Records from a collection of figures
=-=-=
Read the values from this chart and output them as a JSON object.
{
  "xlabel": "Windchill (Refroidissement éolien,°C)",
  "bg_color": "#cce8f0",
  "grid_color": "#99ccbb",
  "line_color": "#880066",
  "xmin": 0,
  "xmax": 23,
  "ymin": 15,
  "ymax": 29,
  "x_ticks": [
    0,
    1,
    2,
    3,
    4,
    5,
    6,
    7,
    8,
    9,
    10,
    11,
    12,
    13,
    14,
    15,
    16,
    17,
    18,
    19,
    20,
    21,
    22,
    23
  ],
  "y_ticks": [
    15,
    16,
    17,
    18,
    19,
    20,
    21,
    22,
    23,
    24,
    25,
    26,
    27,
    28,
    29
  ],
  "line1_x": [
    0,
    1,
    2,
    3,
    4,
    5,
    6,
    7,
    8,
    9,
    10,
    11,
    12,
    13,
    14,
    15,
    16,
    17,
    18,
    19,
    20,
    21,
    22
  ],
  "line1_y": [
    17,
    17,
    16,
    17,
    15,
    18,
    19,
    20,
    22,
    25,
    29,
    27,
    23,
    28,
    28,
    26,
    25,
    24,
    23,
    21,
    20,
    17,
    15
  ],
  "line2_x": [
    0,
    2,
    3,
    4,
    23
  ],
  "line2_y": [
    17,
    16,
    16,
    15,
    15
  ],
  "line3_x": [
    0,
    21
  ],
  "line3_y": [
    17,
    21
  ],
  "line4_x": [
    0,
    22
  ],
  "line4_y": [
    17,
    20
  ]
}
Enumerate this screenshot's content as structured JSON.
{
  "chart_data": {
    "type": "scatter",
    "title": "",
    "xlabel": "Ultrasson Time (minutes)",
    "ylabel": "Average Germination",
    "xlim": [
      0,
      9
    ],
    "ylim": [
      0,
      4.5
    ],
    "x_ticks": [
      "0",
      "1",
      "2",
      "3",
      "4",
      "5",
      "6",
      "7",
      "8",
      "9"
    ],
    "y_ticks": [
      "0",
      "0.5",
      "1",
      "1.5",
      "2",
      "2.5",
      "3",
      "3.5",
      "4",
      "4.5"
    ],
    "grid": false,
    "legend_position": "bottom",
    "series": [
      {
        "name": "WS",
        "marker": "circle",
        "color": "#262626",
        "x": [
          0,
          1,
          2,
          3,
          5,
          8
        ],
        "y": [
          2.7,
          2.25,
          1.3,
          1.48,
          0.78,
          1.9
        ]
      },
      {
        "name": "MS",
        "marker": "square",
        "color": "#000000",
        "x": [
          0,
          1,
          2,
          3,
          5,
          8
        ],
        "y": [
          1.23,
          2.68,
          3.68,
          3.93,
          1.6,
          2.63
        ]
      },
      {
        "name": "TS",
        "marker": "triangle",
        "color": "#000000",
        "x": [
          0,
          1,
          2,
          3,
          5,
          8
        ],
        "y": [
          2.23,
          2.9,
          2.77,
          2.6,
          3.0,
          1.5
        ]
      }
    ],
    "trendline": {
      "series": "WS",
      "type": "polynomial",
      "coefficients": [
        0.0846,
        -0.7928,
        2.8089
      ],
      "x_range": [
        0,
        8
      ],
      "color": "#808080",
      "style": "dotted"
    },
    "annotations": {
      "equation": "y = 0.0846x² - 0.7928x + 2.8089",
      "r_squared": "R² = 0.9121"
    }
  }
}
=-=-=
Output the records above in their entirety, exactly.

Read the values from this chart and output them as a JSON object.
{
  "xlabel": "Windchill (Refroidissement éolien,°C)",
  "bg_color": "#cce8f0",
  "grid_color": "#99ccbb",
  "line_color": "#880066",
  "xmin": 0,
  "xmax": 23,
  "ymin": 15,
  "ymax": 29,
  "x_ticks": [
    0,
    1,
    2,
    3,
    4,
    5,
    6,
    7,
    8,
    9,
    10,
    11,
    12,
    13,
    14,
    15,
    16,
    17,
    18,
    19,
    20,
    21,
    22,
    23
  ],
  "y_ticks": [
    15,
    16,
    17,
    18,
    19,
    20,
    21,
    22,
    23,
    24,
    25,
    26,
    27,
    28,
    29
  ],
  "line1_x": [
    0,
    1,
    2,
    3,
    4,
    5,
    6,
    7,
    8,
    9,
    10,
    11,
    12,
    13,
    14,
    15,
    16,
    17,
    18,
    19,
    20,
    21,
    22
  ],
  "line1_y": [
    17,
    17,
    16,
    17,
    15,
    18,
    19,
    20,
    22,
    25,
    29,
    27,
    23,
    28,
    28,
    26,
    25,
    24,
    23,
    21,
    20,
    17,
    15
  ],
  "line2_x": [
    0,
    2,
    3,
    4,
    23
  ],
  "line2_y": [
    17,
    16,
    16,
    15,
    15
  ],
  "line3_x": [
    0,
    21
  ],
  "line3_y": [
    17,
    21
  ],
  "line4_x": [
    0,
    22
  ],
  "line4_y": [
    17,
    20
  ]
}
Enumerate this screenshot's content as structured JSON.
{
  "chart_data": {
    "type": "scatter",
    "title": "",
    "xlabel": "Ultrasson Time (minutes)",
    "ylabel": "Average Germination",
    "xlim": [
      0,
      9
    ],
    "ylim": [
      0,
      4.5
    ],
    "x_ticks": [
      "0",
      "1",
      "2",
      "3",
      "4",
      "5",
      "6",
      "7",
      "8",
      "9"
    ],
    "y_ticks": [
      "0",
      "0.5",
      "1",
      "1.5",
      "2",
      "2.5",
      "3",
      "3.5",
      "4",
      "4.5"
    ],
    "grid": false,
    "legend_position": "bottom",
    "series": [
      {
        "name": "WS",
        "marker": "circle",
        "color": "#262626",
        "x": [
          0,
          1,
          2,
          3,
          5,
          8
        ],
        "y": [
          2.7,
          2.25,
          1.3,
          1.48,
          0.78,
          1.9
        ]
      },
      {
        "name": "MS",
        "marker": "square",
        "color": "#000000",
        "x": [
          0,
          1,
          2,
          3,
          5,
          8
        ],
        "y": [
          1.23,
          2.68,
          3.68,
          3.93,
          1.6,
          2.63
        ]
      },
      {
        "name": "TS",
        "marker": "triangle",
        "color": "#000000",
        "x": [
          0,
          1,
          2,
          3,
          5,
          8
        ],
        "y": [
          2.23,
          2.9,
          2.77,
          2.6,
          3.0,
          1.5
        ]
      }
    ],
    "trendline": {
      "series": "WS",
      "type": "polynomial",
      "coefficients": [
        0.0846,
        -0.7928,
        2.8089
      ],
      "x_range": [
        0,
        8
      ],
      "color": "#808080",
      "style": "dotted"
    },
    "annotations": {
      "equation": "y = 0.0846x² - 0.7928x + 2.8089",
      "r_squared": "R² = 0.9121"
    }
  }
}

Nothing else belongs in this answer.